__Given problem__. Write out all the entries word for word and omit any pictures.

__Input records__.
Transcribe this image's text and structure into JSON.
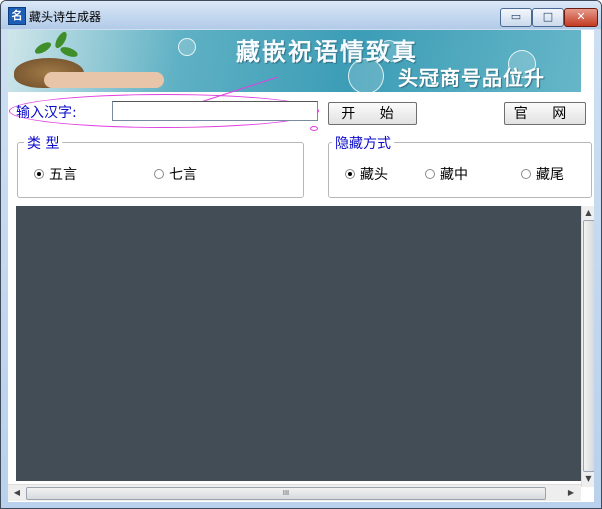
{
  "window": {
    "title": "藏头诗生成器",
    "app_icon_glyph": "名",
    "controls": {
      "minimize": "▭",
      "maximize": "□",
      "close": "✕"
    }
  },
  "banner": {
    "line1": "藏嵌祝语情致真",
    "line2": "头冠商号品位升"
  },
  "input": {
    "label": "输入汉字:",
    "value": ""
  },
  "buttons": {
    "start": "开 始",
    "website": "官 网"
  },
  "type_group": {
    "title": "类  型",
    "options": [
      {
        "label": "五言",
        "selected": true
      },
      {
        "label": "七言",
        "selected": false
      }
    ]
  },
  "hide_group": {
    "title": "隐藏方式",
    "options": [
      {
        "label": "藏头",
        "selected": true
      },
      {
        "label": "藏中",
        "selected": false
      },
      {
        "label": "藏尾",
        "selected": false
      }
    ]
  },
  "scrollbars": {
    "up": "▲",
    "down": "▼",
    "left": "◀",
    "right": "▶",
    "grip": "III"
  },
  "colors": {
    "label_blue": "#0a0ac8",
    "annotation_magenta": "#e040e0",
    "output_bg": "#424d55",
    "close_red": "#c23b22"
  }
}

__Expected output__.
Transcribe this image's text and structure into JSON.
{
  "window": {
    "title": "藏头诗生成器",
    "app_icon_glyph": "名",
    "controls": {
      "minimize": "▭",
      "maximize": "□",
      "close": "✕"
    }
  },
  "banner": {
    "line1": "藏嵌祝语情致真",
    "line2": "头冠商号品位升"
  },
  "input": {
    "label": "输入汉字:",
    "value": ""
  },
  "buttons": {
    "start": "开 始",
    "website": "官 网"
  },
  "type_group": {
    "title": "类  型",
    "options": [
      {
        "label": "五言",
        "selected": true
      },
      {
        "label": "七言",
        "selected": false
      }
    ]
  },
  "hide_group": {
    "title": "隐藏方式",
    "options": [
      {
        "label": "藏头",
        "selected": true
      },
      {
        "label": "藏中",
        "selected": false
      },
      {
        "label": "藏尾",
        "selected": false
      }
    ]
  },
  "scrollbars": {
    "up": "▲",
    "down": "▼",
    "left": "◀",
    "right": "▶",
    "grip": "III"
  },
  "colors": {
    "label_blue": "#0a0ac8",
    "annotation_magenta": "#e040e0",
    "output_bg": "#424d55",
    "close_red": "#c23b22"
  }
}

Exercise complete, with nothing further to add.